Exercise goal
Copy out exactly the lines from the one containing "What data populates" to the end of the records below, both included, and nothing else.

|---|

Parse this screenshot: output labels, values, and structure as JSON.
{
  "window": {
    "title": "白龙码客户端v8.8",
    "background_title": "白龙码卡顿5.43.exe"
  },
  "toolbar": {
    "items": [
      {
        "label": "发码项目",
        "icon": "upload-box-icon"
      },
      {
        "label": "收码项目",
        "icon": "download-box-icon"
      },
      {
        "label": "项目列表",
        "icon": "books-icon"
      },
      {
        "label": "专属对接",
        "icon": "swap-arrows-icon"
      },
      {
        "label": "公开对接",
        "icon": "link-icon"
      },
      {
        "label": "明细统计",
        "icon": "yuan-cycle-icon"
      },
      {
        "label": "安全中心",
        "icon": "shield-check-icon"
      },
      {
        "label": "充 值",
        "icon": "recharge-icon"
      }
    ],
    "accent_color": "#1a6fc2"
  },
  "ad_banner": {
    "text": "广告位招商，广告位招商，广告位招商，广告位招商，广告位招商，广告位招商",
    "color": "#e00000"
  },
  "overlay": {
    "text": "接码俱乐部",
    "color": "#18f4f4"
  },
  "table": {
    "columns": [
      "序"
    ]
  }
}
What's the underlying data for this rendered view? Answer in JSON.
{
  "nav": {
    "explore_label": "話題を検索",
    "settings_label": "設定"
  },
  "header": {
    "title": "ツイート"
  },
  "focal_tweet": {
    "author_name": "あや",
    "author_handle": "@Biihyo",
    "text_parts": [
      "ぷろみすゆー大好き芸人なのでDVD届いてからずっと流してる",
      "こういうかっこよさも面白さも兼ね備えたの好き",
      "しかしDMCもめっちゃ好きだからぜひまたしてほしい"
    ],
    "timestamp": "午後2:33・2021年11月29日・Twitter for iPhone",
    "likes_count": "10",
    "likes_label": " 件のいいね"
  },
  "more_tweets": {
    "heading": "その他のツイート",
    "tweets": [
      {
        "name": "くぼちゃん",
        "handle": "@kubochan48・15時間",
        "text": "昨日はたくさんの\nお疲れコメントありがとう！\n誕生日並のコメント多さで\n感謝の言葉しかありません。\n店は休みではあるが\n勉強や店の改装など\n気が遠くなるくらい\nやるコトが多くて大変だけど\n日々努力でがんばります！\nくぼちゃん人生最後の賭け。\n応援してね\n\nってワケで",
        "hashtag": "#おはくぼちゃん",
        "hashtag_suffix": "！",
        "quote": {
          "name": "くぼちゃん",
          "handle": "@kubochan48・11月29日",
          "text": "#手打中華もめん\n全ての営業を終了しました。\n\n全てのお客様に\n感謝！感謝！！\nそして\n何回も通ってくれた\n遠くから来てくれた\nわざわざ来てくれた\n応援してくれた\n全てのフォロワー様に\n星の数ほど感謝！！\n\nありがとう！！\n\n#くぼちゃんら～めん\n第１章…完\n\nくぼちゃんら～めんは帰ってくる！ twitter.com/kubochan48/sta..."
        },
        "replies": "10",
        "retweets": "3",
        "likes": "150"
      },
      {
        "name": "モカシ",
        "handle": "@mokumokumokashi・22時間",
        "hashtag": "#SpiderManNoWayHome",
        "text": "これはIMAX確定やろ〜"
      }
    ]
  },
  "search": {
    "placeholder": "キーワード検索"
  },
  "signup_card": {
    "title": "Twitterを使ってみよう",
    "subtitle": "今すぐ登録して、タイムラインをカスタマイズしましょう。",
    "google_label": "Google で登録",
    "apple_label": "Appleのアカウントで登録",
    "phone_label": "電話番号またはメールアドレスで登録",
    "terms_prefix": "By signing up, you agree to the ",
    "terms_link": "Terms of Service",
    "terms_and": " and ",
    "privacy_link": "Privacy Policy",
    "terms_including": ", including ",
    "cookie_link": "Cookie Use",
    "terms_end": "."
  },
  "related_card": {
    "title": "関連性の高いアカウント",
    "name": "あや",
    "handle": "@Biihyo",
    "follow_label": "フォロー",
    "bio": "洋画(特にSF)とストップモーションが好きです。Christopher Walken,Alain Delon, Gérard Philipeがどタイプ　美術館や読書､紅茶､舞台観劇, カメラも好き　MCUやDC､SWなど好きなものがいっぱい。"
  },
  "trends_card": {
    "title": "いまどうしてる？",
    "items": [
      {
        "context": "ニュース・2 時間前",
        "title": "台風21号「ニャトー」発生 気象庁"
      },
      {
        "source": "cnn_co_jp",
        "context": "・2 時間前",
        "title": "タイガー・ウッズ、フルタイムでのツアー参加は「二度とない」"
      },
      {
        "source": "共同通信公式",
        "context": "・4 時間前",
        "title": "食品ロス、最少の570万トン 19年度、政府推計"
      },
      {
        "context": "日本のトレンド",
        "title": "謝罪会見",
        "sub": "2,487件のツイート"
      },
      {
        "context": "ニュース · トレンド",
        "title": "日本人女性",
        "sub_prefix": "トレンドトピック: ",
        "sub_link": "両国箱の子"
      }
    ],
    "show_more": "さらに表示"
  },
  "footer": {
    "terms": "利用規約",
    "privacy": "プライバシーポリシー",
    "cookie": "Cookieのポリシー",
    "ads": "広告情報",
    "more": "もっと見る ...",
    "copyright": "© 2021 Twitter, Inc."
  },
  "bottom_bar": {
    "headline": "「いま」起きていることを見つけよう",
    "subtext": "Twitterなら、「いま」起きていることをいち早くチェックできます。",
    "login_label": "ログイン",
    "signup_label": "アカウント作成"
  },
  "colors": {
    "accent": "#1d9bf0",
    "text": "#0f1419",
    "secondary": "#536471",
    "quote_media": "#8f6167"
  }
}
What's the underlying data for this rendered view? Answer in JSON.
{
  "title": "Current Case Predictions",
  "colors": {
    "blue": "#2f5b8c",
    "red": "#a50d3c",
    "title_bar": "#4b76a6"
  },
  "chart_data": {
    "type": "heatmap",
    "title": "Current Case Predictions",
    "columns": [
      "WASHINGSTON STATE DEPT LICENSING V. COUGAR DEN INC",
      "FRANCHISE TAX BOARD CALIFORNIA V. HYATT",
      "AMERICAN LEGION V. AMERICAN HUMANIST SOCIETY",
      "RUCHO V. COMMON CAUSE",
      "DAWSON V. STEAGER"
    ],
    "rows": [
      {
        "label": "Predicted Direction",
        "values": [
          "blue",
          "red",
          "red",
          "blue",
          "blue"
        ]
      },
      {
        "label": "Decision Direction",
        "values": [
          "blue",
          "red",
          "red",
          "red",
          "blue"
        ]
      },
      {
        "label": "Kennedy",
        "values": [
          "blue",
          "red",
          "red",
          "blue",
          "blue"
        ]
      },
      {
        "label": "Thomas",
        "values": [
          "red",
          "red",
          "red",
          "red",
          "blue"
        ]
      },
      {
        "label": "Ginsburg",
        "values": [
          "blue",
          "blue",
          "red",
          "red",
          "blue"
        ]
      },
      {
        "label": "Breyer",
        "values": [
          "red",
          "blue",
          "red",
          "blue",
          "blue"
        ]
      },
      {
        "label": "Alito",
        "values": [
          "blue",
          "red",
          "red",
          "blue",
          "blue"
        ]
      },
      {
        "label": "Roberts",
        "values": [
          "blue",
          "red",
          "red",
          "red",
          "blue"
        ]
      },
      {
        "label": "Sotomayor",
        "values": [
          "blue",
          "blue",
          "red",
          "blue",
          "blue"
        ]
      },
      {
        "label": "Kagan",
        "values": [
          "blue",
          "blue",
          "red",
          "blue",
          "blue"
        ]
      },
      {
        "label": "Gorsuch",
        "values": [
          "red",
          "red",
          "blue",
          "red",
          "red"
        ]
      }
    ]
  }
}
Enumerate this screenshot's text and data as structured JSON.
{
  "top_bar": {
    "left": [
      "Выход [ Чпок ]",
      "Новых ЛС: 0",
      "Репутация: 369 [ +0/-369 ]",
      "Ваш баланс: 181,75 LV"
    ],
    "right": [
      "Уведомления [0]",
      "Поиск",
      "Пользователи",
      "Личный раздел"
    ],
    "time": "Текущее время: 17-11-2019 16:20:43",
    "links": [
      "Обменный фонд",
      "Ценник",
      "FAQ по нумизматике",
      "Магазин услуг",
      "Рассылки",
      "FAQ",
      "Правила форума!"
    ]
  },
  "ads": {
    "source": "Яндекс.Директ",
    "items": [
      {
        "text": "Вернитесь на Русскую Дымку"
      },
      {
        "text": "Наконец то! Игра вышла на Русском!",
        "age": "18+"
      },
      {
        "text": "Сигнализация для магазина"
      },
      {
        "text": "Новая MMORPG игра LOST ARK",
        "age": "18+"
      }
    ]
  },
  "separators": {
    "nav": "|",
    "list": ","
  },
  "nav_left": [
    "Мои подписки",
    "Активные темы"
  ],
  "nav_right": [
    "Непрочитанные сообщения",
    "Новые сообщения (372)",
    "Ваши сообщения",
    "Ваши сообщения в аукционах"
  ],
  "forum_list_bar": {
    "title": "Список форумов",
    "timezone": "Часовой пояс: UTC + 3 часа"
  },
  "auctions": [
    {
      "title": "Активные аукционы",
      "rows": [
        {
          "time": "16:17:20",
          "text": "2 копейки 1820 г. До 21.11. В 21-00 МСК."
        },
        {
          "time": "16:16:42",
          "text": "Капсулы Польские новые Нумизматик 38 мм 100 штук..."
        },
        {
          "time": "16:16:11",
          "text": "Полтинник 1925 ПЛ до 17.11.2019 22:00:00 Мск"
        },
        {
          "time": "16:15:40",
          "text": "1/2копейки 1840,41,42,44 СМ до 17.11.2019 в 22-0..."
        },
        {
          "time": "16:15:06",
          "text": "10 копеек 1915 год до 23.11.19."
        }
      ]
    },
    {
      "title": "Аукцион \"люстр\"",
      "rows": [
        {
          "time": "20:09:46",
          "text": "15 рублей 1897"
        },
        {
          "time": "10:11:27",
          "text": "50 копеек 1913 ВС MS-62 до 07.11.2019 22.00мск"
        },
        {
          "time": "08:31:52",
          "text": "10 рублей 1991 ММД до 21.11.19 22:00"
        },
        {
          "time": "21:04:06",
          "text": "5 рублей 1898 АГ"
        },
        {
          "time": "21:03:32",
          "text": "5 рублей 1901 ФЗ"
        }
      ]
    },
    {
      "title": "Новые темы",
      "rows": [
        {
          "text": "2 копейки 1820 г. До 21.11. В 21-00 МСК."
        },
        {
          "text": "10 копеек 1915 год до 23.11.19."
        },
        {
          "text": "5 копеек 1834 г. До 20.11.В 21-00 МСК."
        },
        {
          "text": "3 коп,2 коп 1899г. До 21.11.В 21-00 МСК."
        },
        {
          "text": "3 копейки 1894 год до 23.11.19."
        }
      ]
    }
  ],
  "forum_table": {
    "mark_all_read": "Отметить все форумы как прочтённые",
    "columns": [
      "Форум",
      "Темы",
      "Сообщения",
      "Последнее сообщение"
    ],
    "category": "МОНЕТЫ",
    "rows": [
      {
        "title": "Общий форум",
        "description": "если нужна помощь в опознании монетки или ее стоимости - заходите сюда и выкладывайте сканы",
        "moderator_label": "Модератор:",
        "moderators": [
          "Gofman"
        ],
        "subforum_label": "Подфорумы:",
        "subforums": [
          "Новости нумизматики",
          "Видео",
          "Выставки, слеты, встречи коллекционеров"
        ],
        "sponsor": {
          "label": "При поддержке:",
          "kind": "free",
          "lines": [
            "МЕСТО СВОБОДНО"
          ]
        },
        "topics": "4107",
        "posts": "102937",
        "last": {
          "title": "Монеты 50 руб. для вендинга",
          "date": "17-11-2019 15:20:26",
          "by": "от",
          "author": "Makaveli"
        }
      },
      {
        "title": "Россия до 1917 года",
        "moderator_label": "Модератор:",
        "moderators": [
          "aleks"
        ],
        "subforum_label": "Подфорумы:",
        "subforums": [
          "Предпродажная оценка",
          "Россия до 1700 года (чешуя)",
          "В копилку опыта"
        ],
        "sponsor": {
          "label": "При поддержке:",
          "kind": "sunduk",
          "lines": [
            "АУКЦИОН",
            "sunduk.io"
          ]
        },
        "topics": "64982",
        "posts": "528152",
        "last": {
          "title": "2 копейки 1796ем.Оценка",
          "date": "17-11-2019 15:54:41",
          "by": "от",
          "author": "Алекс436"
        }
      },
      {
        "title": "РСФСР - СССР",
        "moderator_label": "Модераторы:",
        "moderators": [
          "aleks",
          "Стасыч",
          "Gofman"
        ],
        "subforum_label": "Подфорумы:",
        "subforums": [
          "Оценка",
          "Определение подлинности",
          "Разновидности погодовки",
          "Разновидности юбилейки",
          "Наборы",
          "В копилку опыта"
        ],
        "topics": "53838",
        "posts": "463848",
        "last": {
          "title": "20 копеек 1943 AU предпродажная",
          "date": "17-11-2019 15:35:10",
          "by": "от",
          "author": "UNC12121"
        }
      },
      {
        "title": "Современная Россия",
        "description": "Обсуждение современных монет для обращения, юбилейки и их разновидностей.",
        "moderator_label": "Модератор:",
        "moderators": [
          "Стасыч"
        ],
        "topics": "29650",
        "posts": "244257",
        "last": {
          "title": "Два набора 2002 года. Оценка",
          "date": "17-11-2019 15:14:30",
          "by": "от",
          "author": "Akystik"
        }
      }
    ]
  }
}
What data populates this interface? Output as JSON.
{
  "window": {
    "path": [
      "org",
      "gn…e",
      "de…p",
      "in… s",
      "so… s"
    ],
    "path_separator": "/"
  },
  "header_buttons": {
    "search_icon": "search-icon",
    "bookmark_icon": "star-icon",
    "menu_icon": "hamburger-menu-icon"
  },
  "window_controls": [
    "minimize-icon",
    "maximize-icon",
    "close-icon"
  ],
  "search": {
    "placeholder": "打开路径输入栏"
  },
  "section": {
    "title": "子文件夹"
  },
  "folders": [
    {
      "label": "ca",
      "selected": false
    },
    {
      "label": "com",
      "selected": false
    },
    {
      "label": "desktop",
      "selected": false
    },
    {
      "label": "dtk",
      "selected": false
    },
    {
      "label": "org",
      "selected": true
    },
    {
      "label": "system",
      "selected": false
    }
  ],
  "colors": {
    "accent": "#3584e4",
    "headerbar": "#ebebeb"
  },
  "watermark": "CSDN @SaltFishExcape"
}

|---|

Finished task
What data populates this interface? Output as JSON.
{
  "window": {
    "path": [
      "org",
      "gn…e",
      "de…p",
      "in… s",
      "so… s"
    ],
    "path_separator": "/"
  },
  "header_buttons": {
    "search_icon": "search-icon",
    "bookmark_icon": "star-icon",
    "menu_icon": "hamburger-menu-icon"
  },
  "window_controls": [
    "minimize-icon",
    "maximize-icon",
    "close-icon"
  ],
  "search": {
    "placeholder": "打开路径输入栏"
  },
  "section": {
    "title": "子文件夹"
  },
  "folders": [
    {
      "label": "ca",
      "selected": false
    },
    {
      "label": "com",
      "selected": false
    },
    {
      "label": "desktop",
      "selected": false
    },
    {
      "label": "dtk",
      "selected": false
    },
    {
      "label": "org",
      "selected": true
    },
    {
      "label": "system",
      "selected": false
    }
  ],
  "colors": {
    "accent": "#3584e4",
    "headerbar": "#ebebeb"
  },
  "watermark": "CSDN @SaltFishExcape"
}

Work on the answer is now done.